> [DIRECTION] Below are some records; retype all of them exactly.

----- DATASET ENTRIES -----

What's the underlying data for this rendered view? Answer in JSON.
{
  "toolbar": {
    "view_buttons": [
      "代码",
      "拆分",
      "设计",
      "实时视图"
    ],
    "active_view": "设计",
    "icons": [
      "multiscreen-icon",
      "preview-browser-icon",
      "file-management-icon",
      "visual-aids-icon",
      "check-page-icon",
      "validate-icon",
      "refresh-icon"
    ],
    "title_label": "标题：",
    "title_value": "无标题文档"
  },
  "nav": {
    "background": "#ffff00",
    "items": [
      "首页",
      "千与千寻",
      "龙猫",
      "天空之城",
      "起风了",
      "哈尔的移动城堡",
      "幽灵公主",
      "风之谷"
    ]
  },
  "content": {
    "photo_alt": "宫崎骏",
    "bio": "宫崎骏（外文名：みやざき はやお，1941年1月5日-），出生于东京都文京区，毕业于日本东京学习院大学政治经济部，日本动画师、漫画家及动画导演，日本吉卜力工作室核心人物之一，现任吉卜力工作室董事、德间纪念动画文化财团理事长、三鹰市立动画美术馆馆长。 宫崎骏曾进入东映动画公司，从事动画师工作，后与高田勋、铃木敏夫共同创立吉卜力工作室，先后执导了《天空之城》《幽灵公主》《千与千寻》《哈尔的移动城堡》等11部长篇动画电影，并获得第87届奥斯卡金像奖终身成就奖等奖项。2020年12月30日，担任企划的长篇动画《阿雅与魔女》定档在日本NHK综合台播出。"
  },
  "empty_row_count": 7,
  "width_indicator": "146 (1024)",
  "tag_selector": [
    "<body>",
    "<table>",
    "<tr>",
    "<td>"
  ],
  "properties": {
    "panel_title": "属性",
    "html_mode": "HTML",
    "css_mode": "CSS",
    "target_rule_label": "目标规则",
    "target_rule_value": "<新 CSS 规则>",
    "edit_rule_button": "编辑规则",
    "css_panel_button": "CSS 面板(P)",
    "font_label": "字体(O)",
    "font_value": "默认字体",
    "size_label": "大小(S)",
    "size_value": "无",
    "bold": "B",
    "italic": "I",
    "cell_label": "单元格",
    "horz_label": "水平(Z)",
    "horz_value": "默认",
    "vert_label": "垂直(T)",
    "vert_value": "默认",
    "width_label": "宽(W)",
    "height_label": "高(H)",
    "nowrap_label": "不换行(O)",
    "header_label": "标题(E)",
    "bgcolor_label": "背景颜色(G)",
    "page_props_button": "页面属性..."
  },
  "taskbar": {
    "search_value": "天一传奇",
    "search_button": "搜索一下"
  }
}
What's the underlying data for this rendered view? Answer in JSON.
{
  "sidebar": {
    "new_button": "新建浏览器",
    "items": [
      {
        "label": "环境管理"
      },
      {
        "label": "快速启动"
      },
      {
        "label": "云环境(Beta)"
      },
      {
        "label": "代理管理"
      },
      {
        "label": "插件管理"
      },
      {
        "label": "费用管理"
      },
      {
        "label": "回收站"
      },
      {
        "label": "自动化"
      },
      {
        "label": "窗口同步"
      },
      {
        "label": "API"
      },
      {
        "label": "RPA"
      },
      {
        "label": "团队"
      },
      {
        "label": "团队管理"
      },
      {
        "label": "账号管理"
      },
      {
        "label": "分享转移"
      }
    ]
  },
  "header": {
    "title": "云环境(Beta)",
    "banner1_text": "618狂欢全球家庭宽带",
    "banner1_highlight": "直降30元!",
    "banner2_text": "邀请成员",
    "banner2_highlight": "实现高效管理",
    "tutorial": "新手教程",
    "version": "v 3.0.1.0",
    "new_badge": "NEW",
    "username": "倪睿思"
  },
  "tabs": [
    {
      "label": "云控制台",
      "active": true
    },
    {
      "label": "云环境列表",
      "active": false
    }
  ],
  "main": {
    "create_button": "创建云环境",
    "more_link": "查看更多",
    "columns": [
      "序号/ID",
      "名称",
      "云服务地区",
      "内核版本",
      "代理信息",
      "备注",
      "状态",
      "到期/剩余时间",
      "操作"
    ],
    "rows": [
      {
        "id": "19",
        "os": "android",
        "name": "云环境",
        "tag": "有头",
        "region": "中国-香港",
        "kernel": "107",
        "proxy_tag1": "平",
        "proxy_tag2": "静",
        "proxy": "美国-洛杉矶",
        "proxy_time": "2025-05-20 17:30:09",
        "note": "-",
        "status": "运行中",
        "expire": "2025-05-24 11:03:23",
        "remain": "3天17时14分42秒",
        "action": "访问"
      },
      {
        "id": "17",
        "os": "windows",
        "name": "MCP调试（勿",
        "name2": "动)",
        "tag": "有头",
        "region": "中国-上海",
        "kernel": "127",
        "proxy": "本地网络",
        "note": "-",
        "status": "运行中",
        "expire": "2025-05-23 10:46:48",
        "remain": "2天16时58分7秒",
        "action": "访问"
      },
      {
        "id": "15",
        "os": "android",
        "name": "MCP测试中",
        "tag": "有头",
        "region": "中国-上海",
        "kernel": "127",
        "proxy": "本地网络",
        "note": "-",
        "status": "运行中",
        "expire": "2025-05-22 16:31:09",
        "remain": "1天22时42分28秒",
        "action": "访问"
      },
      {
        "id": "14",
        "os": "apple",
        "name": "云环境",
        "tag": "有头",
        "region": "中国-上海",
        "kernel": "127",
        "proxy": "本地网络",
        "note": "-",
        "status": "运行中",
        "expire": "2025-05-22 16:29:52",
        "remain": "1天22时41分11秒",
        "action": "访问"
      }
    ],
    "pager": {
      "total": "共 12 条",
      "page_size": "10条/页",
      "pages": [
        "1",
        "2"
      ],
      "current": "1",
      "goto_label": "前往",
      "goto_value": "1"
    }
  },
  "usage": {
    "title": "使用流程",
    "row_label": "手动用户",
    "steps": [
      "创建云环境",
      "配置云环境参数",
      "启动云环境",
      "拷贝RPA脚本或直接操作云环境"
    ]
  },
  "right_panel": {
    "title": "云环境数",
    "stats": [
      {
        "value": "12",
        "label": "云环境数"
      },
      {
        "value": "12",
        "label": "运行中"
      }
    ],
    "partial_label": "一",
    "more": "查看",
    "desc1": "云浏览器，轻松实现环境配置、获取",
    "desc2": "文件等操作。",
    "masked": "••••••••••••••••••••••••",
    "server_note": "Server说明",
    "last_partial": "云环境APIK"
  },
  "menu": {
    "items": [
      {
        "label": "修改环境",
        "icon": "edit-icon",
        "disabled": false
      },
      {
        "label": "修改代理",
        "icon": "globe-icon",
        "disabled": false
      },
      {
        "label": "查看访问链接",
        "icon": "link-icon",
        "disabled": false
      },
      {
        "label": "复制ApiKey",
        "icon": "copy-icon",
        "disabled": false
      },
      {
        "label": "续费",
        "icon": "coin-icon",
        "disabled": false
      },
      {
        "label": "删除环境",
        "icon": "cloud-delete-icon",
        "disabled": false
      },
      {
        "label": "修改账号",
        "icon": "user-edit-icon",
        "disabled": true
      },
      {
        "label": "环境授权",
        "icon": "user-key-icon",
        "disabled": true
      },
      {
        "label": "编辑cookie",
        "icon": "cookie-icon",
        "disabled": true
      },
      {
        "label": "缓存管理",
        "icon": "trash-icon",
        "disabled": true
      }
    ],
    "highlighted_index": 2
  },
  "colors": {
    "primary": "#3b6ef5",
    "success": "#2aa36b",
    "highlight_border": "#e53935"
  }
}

-----

> [SOLVED EXERCISE]
What's the underlying data for this rendered view? Answer in JSON.
{
  "toolbar": {
    "view_buttons": [
      "代码",
      "拆分",
      "设计",
      "实时视图"
    ],
    "active_view": "设计",
    "icons": [
      "multiscreen-icon",
      "preview-browser-icon",
      "file-management-icon",
      "visual-aids-icon",
      "check-page-icon",
      "validate-icon",
      "refresh-icon"
    ],
    "title_label": "标题：",
    "title_value": "无标题文档"
  },
  "nav": {
    "background": "#ffff00",
    "items": [
      "首页",
      "千与千寻",
      "龙猫",
      "天空之城",
      "起风了",
      "哈尔的移动城堡",
      "幽灵公主",
      "风之谷"
    ]
  },
  "content": {
    "photo_alt": "宫崎骏",
    "bio": "宫崎骏（外文名：みやざき はやお，1941年1月5日-），出生于东京都文京区，毕业于日本东京学习院大学政治经济部，日本动画师、漫画家及动画导演，日本吉卜力工作室核心人物之一，现任吉卜力工作室董事、德间纪念动画文化财团理事长、三鹰市立动画美术馆馆长。 宫崎骏曾进入东映动画公司，从事动画师工作，后与高田勋、铃木敏夫共同创立吉卜力工作室，先后执导了《天空之城》《幽灵公主》《千与千寻》《哈尔的移动城堡》等11部长篇动画电影，并获得第87届奥斯卡金像奖终身成就奖等奖项。2020年12月30日，担任企划的长篇动画《阿雅与魔女》定档在日本NHK综合台播出。"
  },
  "empty_row_count": 7,
  "width_indicator": "146 (1024)",
  "tag_selector": [
    "<body>",
    "<table>",
    "<tr>",
    "<td>"
  ],
  "properties": {
    "panel_title": "属性",
    "html_mode": "HTML",
    "css_mode": "CSS",
    "target_rule_label": "目标规则",
    "target_rule_value": "<新 CSS 规则>",
    "edit_rule_button": "编辑规则",
    "css_panel_button": "CSS 面板(P)",
    "font_label": "字体(O)",
    "font_value": "默认字体",
    "size_label": "大小(S)",
    "size_value": "无",
    "bold": "B",
    "italic": "I",
    "cell_label": "单元格",
    "horz_label": "水平(Z)",
    "horz_value": "默认",
    "vert_label": "垂直(T)",
    "vert_value": "默认",
    "width_label": "宽(W)",
    "height_label": "高(H)",
    "nowrap_label": "不换行(O)",
    "header_label": "标题(E)",
    "bgcolor_label": "背景颜色(G)",
    "page_props_button": "页面属性..."
  },
  "taskbar": {
    "search_value": "天一传奇",
    "search_button": "搜索一下"
  }
}
What's the underlying data for this rendered view? Answer in JSON.
{
  "sidebar": {
    "new_button": "新建浏览器",
    "items": [
      {
        "label": "环境管理"
      },
      {
        "label": "快速启动"
      },
      {
        "label": "云环境(Beta)"
      },
      {
        "label": "代理管理"
      },
      {
        "label": "插件管理"
      },
      {
        "label": "费用管理"
      },
      {
        "label": "回收站"
      },
      {
        "label": "自动化"
      },
      {
        "label": "窗口同步"
      },
      {
        "label": "API"
      },
      {
        "label": "RPA"
      },
      {
        "label": "团队"
      },
      {
        "label": "团队管理"
      },
      {
        "label": "账号管理"
      },
      {
        "label": "分享转移"
      }
    ]
  },
  "header": {
    "title": "云环境(Beta)",
    "banner1_text": "618狂欢全球家庭宽带",
    "banner1_highlight": "直降30元!",
    "banner2_text": "邀请成员",
    "banner2_highlight": "实现高效管理",
    "tutorial": "新手教程",
    "version": "v 3.0.1.0",
    "new_badge": "NEW",
    "username": "倪睿思"
  },
  "tabs": [
    {
      "label": "云控制台",
      "active": true
    },
    {
      "label": "云环境列表",
      "active": false
    }
  ],
  "main": {
    "create_button": "创建云环境",
    "more_link": "查看更多",
    "columns": [
      "序号/ID",
      "名称",
      "云服务地区",
      "内核版本",
      "代理信息",
      "备注",
      "状态",
      "到期/剩余时间",
      "操作"
    ],
    "rows": [
      {
        "id": "19",
        "os": "android",
        "name": "云环境",
        "tag": "有头",
        "region": "中国-香港",
        "kernel": "107",
        "proxy_tag1": "平",
        "proxy_tag2": "静",
        "proxy": "美国-洛杉矶",
        "proxy_time": "2025-05-20 17:30:09",
        "note": "-",
        "status": "运行中",
        "expire": "2025-05-24 11:03:23",
        "remain": "3天17时14分42秒",
        "action": "访问"
      },
      {
        "id": "17",
        "os": "windows",
        "name": "MCP调试（勿",
        "name2": "动)",
        "tag": "有头",
        "region": "中国-上海",
        "kernel": "127",
        "proxy": "本地网络",
        "note": "-",
        "status": "运行中",
        "expire": "2025-05-23 10:46:48",
        "remain": "2天16时58分7秒",
        "action": "访问"
      },
      {
        "id": "15",
        "os": "android",
        "name": "MCP测试中",
        "tag": "有头",
        "region": "中国-上海",
        "kernel": "127",
        "proxy": "本地网络",
        "note": "-",
        "status": "运行中",
        "expire": "2025-05-22 16:31:09",
        "remain": "1天22时42分28秒",
        "action": "访问"
      },
      {
        "id": "14",
        "os": "apple",
        "name": "云环境",
        "tag": "有头",
        "region": "中国-上海",
        "kernel": "127",
        "proxy": "本地网络",
        "note": "-",
        "status": "运行中",
        "expire": "2025-05-22 16:29:52",
        "remain": "1天22时41分11秒",
        "action": "访问"
      }
    ],
    "pager": {
      "total": "共 12 条",
      "page_size": "10条/页",
      "pages": [
        "1",
        "2"
      ],
      "current": "1",
      "goto_label": "前往",
      "goto_value": "1"
    }
  },
  "usage": {
    "title": "使用流程",
    "row_label": "手动用户",
    "steps": [
      "创建云环境",
      "配置云环境参数",
      "启动云环境",
      "拷贝RPA脚本或直接操作云环境"
    ]
  },
  "right_panel": {
    "title": "云环境数",
    "stats": [
      {
        "value": "12",
        "label": "云环境数"
      },
      {
        "value": "12",
        "label": "运行中"
      }
    ],
    "partial_label": "一",
    "more": "查看",
    "desc1": "云浏览器，轻松实现环境配置、获取",
    "desc2": "文件等操作。",
    "masked": "••••••••••••••••••••••••",
    "server_note": "Server说明",
    "last_partial": "云环境APIK"
  },
  "menu": {
    "items": [
      {
        "label": "修改环境",
        "icon": "edit-icon",
        "disabled": false
      },
      {
        "label": "修改代理",
        "icon": "globe-icon",
        "disabled": false
      },
      {
        "label": "查看访问链接",
        "icon": "link-icon",
        "disabled": false
      },
      {
        "label": "复制ApiKey",
        "icon": "copy-icon",
        "disabled": false
      },
      {
        "label": "续费",
        "icon": "coin-icon",
        "disabled": false
      },
      {
        "label": "删除环境",
        "icon": "cloud-delete-icon",
        "disabled": false
      },
      {
        "label": "修改账号",
        "icon": "user-edit-icon",
        "disabled": true
      },
      {
        "label": "环境授权",
        "icon": "user-key-icon",
        "disabled": true
      },
      {
        "label": "编辑cookie",
        "icon": "cookie-icon",
        "disabled": true
      },
      {
        "label": "缓存管理",
        "icon": "trash-icon",
        "disabled": true
      }
    ],
    "highlighted_index": 2
  },
  "colors": {
    "primary": "#3b6ef5",
    "success": "#2aa36b",
    "highlight_border": "#e53935"
  }
}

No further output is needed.